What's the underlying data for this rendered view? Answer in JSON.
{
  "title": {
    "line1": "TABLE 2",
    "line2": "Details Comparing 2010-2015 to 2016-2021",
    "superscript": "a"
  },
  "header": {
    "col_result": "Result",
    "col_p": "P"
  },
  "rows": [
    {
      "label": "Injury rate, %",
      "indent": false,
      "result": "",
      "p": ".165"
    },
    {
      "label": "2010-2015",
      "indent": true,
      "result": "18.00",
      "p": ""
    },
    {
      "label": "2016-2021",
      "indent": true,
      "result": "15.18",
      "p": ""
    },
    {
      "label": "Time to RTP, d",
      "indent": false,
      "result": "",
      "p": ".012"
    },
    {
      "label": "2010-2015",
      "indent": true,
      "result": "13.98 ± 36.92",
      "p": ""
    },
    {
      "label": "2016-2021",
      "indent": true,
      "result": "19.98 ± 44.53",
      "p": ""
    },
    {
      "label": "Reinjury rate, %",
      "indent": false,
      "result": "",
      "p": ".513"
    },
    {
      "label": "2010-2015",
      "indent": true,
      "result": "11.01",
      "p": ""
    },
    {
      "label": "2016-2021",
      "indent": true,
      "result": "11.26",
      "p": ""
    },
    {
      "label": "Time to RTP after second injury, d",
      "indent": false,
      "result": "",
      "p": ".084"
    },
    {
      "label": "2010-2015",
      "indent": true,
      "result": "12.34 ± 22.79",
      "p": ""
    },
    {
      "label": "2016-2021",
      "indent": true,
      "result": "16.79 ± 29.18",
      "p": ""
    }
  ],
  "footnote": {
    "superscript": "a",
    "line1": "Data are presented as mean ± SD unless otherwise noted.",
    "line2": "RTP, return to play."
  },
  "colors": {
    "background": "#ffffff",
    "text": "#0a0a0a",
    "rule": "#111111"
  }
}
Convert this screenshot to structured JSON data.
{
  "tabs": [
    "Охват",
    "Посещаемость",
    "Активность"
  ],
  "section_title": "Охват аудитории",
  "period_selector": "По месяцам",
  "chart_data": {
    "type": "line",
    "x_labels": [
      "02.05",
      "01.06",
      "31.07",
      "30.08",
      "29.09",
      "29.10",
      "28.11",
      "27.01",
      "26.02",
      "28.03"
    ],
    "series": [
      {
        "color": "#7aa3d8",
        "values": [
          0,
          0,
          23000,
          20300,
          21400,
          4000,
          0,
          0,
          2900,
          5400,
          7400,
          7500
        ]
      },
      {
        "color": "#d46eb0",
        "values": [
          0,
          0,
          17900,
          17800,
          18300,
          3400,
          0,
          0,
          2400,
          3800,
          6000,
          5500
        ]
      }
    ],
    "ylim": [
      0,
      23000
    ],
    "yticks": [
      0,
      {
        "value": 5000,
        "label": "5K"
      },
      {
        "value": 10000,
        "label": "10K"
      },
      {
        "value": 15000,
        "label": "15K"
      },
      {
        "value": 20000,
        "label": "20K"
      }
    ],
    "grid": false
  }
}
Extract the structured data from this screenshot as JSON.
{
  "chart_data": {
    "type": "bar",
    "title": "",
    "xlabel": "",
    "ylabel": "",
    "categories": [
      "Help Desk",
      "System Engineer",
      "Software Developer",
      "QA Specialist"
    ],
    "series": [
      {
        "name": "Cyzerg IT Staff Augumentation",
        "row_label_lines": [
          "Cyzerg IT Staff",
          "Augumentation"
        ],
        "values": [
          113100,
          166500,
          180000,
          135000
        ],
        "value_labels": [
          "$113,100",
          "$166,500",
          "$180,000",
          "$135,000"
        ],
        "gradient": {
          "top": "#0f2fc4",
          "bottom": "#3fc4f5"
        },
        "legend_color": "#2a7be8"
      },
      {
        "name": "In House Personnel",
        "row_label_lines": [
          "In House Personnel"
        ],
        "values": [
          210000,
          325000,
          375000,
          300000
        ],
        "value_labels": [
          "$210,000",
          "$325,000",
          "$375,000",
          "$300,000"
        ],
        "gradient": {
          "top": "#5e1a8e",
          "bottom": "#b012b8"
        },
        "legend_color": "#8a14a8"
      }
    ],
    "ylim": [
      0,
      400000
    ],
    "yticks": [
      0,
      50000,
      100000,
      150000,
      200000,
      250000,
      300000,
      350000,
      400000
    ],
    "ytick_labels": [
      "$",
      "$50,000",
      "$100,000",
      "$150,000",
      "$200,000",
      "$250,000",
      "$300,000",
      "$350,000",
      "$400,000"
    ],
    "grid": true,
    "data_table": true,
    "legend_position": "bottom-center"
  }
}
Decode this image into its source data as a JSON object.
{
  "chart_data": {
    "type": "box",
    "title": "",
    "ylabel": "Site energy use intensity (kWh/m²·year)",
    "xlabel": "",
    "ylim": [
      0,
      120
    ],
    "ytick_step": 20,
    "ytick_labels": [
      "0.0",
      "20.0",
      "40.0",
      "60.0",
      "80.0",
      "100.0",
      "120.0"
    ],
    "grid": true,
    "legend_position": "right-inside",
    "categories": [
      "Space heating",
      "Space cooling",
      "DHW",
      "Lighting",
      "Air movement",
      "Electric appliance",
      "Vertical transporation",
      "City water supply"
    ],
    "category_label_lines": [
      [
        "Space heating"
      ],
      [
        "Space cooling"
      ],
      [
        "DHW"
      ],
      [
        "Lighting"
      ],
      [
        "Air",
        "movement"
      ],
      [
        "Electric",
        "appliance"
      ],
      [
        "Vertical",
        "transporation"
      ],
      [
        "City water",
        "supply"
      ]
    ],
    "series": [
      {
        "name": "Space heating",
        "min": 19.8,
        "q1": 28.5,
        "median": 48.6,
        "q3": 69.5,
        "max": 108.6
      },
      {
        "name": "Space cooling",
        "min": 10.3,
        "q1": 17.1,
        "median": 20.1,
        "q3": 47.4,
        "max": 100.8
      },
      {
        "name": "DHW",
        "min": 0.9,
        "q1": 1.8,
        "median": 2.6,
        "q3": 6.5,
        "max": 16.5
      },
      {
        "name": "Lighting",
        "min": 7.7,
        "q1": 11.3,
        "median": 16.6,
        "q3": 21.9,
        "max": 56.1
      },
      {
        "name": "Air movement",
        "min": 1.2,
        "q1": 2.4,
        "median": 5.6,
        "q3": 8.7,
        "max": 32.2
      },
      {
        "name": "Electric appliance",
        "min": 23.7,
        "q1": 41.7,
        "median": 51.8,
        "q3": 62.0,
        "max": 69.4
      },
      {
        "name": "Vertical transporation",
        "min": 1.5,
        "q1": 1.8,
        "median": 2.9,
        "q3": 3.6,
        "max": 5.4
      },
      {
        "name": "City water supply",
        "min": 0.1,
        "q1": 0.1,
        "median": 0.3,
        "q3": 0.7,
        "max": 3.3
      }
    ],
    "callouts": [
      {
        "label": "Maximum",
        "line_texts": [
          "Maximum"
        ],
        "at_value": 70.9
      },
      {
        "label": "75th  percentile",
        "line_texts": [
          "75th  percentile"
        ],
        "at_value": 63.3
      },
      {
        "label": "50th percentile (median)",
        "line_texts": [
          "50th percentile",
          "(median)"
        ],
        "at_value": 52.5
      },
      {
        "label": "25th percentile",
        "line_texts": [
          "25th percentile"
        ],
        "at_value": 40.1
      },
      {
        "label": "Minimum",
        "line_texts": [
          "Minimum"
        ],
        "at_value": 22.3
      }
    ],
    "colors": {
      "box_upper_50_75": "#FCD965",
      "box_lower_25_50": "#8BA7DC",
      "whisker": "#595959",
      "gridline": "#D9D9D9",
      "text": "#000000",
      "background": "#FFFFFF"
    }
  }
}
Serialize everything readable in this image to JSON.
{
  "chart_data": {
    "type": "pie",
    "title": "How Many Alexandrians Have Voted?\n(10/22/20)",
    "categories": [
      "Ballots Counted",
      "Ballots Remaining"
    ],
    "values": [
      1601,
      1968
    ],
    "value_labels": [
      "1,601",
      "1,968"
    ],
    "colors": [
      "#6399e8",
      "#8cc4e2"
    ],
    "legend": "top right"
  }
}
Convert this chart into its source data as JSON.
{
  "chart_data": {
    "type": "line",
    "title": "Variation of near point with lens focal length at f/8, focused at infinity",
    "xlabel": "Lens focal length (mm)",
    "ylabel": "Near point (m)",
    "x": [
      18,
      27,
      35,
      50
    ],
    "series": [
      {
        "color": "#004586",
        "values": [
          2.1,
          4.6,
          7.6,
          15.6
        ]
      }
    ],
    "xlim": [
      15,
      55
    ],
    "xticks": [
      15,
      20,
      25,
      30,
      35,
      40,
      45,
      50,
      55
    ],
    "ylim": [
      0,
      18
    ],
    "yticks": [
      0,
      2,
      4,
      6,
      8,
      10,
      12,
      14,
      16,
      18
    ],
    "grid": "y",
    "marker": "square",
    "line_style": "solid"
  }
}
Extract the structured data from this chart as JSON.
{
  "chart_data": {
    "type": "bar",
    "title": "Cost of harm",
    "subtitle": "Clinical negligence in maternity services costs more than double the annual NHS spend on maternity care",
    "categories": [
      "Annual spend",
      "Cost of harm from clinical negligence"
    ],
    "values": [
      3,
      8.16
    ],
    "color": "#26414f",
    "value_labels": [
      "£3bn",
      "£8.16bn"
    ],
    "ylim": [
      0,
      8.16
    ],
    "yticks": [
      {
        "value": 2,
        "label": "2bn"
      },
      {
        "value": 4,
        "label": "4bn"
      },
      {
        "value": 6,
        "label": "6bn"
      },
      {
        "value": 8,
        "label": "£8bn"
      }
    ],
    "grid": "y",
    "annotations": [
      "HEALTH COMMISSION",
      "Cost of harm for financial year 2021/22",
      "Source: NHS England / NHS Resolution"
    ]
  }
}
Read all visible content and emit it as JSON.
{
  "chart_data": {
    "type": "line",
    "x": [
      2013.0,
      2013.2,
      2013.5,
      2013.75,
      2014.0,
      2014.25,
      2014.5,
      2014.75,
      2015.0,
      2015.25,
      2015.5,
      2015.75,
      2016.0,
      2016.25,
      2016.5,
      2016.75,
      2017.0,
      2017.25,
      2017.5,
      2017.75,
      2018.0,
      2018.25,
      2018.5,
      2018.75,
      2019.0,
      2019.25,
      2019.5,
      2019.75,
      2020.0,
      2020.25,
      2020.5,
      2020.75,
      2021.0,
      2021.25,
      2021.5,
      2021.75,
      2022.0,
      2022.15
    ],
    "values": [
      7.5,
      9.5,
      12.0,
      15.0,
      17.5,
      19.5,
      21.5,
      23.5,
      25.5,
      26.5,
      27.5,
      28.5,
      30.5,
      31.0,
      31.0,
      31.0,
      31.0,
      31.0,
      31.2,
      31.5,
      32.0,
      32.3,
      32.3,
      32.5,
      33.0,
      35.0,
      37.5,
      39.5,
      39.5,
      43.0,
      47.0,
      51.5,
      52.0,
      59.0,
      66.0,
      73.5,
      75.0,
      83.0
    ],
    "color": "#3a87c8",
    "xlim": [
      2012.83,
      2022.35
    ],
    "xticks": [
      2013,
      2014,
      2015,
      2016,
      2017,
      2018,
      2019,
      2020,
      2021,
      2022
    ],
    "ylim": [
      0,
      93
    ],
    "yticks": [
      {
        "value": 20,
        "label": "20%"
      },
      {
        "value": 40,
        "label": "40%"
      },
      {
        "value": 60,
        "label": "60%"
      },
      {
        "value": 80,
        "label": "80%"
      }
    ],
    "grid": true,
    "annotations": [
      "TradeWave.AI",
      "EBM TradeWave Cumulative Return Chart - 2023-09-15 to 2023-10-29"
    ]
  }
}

————————

STATED EXERCISE:
Working from the entries above, return all lines that contain "point".

CORRECT ANSWER:
    "title": "Variation of near point with lens focal length at f/8, focused at infinity",
    "ylabel": "Near point (m)",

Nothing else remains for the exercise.